* begin Data excerpts *

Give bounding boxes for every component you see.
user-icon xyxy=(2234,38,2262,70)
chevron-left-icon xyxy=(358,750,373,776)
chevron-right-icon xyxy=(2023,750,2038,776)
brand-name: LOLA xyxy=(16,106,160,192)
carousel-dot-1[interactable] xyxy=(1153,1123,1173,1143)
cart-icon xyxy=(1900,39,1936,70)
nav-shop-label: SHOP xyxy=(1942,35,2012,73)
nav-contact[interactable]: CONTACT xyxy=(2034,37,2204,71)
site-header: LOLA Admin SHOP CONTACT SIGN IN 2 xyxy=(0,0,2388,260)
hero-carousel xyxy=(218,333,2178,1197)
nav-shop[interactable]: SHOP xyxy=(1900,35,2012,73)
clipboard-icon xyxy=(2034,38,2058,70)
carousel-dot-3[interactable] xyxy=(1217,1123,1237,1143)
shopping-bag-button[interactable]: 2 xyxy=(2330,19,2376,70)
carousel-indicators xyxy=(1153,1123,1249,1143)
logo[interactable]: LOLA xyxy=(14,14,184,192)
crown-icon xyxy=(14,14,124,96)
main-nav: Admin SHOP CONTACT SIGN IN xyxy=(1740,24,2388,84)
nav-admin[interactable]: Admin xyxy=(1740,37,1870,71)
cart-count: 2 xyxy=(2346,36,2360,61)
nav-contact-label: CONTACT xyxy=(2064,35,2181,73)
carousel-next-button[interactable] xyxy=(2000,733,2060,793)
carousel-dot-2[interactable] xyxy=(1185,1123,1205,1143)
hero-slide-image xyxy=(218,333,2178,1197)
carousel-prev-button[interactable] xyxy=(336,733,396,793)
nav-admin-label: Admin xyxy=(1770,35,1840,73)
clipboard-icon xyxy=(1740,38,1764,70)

* end Data excerpts *

▶ Task instructions
Find each line in the rows above that contains the string "clipboard" and copy those lines.

▶ Task output
clipboard-icon xyxy=(2034,38,2058,70)
clipboard-icon xyxy=(1740,38,1764,70)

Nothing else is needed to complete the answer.